Brief ::
Copy out all lines that carry the word "below".

Provided information ::
-.-.-
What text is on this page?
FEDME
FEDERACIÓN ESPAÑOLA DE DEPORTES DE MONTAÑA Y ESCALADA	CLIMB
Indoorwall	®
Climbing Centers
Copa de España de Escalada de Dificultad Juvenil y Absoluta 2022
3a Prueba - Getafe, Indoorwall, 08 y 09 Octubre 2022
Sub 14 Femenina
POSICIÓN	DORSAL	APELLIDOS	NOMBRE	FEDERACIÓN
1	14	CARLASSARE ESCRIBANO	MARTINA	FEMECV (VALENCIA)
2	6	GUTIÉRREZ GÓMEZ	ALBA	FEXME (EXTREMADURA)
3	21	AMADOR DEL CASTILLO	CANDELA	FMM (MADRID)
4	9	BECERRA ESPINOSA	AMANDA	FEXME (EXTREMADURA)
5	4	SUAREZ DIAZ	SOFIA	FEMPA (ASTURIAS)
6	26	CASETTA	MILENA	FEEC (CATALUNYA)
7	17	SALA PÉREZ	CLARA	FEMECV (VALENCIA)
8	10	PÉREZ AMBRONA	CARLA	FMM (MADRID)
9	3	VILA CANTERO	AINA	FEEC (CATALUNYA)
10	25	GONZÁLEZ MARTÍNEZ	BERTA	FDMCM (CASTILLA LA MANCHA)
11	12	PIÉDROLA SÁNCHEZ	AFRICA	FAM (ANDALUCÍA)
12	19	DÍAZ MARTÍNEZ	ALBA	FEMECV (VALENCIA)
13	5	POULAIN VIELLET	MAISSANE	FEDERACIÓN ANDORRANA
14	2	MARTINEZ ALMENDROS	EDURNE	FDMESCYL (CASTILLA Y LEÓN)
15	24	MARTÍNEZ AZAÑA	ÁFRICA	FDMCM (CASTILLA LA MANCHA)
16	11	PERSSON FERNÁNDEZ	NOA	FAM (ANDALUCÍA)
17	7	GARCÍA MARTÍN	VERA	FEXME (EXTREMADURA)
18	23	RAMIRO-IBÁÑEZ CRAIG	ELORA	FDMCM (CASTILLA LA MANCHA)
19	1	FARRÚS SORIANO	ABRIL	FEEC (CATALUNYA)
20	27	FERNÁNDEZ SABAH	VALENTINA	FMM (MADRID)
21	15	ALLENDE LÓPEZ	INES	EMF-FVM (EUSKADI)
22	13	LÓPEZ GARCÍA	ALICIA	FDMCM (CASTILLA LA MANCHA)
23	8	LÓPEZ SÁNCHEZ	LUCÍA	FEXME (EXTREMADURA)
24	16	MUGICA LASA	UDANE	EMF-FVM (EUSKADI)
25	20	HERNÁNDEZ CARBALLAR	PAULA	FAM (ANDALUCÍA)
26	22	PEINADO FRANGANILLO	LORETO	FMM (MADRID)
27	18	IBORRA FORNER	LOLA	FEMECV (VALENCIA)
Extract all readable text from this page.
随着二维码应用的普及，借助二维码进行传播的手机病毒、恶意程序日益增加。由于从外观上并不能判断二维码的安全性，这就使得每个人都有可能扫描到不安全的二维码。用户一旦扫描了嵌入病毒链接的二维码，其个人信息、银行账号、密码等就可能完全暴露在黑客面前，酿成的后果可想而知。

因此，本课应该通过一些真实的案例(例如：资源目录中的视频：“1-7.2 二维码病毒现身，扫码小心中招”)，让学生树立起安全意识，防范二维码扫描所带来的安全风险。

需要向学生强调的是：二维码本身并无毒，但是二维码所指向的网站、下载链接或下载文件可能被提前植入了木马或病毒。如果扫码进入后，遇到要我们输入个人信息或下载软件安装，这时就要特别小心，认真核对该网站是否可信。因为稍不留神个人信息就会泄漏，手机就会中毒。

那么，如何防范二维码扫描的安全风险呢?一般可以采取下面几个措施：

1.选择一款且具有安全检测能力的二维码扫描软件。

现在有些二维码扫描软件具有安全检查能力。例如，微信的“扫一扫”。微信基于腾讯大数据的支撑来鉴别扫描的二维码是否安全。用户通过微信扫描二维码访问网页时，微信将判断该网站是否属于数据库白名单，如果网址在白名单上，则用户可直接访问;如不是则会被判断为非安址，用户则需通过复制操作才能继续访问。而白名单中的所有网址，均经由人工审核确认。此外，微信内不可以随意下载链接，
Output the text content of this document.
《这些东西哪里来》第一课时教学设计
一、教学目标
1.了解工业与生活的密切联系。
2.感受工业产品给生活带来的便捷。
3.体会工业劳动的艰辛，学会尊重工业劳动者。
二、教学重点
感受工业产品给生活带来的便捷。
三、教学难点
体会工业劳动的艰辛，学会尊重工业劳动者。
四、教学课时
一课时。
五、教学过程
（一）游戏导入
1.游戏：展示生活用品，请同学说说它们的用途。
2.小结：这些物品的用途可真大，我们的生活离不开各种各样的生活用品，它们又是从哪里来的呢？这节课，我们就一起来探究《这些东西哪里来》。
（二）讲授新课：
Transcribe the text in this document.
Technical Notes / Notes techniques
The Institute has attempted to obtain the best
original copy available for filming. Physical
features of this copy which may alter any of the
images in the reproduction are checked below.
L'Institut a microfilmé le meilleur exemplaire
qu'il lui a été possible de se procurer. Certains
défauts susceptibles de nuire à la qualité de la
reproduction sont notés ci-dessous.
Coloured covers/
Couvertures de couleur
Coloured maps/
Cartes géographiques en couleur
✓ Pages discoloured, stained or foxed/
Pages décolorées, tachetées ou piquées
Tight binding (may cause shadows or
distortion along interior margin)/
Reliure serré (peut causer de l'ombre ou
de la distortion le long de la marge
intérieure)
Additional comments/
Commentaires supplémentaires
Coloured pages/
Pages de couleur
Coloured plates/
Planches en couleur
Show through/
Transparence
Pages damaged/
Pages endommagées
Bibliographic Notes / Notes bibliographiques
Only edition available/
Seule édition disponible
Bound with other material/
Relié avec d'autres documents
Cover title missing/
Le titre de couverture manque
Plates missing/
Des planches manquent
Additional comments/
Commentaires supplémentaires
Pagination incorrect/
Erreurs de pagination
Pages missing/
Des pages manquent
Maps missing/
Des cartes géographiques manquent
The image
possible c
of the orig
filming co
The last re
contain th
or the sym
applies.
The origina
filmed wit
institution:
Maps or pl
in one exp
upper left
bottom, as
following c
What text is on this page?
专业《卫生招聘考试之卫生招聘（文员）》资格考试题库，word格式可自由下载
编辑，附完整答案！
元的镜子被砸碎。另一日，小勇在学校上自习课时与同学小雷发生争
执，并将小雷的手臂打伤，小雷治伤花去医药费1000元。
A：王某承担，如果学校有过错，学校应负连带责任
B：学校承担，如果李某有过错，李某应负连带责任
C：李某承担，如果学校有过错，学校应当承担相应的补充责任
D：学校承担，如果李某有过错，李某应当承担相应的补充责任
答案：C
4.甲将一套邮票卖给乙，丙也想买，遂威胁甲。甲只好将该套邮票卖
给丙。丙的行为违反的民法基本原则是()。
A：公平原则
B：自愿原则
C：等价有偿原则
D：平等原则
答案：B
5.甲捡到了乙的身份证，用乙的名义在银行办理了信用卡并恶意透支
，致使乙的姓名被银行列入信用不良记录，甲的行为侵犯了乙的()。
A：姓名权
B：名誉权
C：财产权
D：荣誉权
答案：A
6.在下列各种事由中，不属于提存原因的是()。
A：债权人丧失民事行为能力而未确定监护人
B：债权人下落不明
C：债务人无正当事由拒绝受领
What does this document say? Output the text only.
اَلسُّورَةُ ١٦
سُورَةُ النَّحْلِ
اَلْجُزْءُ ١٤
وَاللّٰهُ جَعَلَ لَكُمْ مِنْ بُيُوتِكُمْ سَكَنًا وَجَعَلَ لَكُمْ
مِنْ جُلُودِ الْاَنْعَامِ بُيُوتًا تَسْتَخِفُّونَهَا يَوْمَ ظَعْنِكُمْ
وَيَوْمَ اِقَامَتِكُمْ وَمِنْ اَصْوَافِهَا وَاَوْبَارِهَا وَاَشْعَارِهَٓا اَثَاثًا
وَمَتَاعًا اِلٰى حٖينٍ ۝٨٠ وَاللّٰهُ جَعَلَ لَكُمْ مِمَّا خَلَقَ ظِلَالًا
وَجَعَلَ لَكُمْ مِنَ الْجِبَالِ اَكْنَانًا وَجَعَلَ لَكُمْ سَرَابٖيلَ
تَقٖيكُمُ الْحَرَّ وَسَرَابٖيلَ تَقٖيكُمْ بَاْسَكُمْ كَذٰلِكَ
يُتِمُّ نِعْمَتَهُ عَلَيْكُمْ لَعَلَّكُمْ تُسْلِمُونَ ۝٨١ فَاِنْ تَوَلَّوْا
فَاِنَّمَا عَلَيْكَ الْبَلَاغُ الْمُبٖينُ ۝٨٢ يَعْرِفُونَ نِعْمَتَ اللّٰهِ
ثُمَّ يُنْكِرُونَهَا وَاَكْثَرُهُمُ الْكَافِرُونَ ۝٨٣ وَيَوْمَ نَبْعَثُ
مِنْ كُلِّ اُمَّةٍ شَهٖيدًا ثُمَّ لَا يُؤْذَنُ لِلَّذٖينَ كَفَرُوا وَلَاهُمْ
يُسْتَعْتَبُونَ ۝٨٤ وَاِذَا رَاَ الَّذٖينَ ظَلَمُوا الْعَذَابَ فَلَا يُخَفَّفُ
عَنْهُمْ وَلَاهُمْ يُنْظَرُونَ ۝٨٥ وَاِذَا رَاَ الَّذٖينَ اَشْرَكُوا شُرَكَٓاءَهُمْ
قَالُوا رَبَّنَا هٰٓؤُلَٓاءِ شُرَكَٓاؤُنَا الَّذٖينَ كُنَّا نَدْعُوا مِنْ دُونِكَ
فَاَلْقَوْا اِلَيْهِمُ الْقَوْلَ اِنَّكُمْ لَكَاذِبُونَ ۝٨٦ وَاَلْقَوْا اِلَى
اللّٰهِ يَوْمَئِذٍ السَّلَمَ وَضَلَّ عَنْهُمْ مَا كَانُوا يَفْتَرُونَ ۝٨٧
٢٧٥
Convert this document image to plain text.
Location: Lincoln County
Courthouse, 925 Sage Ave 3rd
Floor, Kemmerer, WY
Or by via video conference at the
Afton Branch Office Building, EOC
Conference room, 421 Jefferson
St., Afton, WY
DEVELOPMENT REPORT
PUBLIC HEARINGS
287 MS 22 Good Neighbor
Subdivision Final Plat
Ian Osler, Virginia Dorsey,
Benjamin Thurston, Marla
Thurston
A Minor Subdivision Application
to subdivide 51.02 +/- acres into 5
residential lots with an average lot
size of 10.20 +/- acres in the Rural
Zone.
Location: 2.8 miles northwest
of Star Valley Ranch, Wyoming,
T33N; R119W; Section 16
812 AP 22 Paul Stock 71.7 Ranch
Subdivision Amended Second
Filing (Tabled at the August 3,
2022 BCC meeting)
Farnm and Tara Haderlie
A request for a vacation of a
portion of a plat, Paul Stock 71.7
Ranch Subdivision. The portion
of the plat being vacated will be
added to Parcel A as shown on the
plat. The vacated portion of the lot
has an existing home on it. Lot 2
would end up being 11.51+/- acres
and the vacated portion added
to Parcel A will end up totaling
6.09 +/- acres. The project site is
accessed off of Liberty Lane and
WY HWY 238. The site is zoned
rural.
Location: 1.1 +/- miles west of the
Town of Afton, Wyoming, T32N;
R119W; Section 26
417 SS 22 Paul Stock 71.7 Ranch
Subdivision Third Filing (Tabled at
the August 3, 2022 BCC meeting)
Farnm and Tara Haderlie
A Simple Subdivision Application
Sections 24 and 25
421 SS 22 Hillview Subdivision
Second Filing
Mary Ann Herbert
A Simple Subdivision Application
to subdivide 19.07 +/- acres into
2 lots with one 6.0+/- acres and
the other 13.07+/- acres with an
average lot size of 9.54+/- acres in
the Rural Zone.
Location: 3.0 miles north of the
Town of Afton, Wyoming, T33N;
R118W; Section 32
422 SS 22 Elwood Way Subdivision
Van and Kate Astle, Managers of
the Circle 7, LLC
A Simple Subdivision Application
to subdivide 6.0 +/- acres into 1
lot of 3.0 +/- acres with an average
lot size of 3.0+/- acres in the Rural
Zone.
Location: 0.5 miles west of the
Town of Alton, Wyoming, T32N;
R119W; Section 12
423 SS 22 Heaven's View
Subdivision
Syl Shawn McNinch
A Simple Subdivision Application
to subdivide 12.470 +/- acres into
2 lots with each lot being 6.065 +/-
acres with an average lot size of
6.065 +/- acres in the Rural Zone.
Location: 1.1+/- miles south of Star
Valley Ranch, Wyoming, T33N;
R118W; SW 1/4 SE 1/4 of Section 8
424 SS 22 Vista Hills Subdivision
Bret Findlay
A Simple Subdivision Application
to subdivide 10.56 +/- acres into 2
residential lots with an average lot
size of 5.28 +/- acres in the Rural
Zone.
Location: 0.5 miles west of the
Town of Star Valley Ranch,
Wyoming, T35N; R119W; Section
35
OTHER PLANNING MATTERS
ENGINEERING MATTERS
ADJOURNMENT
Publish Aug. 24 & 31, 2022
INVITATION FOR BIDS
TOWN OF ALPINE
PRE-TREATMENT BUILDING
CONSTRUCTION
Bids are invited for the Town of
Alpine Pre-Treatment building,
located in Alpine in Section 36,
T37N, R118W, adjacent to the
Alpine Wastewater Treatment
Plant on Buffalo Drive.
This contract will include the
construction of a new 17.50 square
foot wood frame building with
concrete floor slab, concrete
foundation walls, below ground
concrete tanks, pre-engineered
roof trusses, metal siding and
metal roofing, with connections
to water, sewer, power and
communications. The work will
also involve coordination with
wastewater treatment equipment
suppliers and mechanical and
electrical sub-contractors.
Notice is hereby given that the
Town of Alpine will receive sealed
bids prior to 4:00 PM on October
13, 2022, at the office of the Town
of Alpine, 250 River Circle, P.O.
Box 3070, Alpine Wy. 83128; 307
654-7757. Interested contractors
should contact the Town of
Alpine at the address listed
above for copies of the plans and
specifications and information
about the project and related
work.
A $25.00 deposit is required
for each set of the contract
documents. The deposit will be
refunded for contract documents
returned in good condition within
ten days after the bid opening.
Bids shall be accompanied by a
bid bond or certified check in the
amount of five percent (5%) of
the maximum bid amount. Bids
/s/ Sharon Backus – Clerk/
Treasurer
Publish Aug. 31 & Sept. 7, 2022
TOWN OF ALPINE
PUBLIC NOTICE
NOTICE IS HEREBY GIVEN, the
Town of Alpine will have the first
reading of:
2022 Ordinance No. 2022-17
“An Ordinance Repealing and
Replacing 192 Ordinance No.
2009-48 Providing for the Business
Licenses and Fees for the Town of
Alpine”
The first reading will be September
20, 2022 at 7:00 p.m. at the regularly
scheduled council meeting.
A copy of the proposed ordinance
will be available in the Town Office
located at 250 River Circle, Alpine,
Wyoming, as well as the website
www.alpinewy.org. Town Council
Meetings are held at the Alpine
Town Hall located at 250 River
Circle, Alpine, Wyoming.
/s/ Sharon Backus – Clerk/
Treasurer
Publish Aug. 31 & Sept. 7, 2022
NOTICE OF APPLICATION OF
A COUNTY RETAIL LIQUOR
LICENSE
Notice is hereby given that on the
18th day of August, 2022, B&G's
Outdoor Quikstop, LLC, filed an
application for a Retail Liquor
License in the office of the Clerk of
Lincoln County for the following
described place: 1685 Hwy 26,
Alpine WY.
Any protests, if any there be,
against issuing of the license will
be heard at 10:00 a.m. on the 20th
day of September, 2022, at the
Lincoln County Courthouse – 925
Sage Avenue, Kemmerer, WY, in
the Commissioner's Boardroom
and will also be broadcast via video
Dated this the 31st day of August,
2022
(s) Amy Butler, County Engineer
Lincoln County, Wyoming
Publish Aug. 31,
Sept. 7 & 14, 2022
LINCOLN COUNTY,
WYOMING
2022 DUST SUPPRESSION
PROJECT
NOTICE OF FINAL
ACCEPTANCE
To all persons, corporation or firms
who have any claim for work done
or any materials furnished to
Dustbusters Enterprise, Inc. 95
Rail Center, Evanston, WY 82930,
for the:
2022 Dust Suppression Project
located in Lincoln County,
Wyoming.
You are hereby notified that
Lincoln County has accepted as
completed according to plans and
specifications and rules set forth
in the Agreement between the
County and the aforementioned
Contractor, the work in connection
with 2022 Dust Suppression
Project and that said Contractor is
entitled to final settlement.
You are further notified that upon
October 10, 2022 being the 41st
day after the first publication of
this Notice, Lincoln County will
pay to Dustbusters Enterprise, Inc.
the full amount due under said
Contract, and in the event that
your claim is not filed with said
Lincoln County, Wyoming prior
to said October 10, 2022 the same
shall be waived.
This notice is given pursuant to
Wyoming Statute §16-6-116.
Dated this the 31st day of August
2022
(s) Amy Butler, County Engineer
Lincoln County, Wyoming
-.-.-
Response to this task ::
images in the reproduction are checked below.
foundation walls, below ground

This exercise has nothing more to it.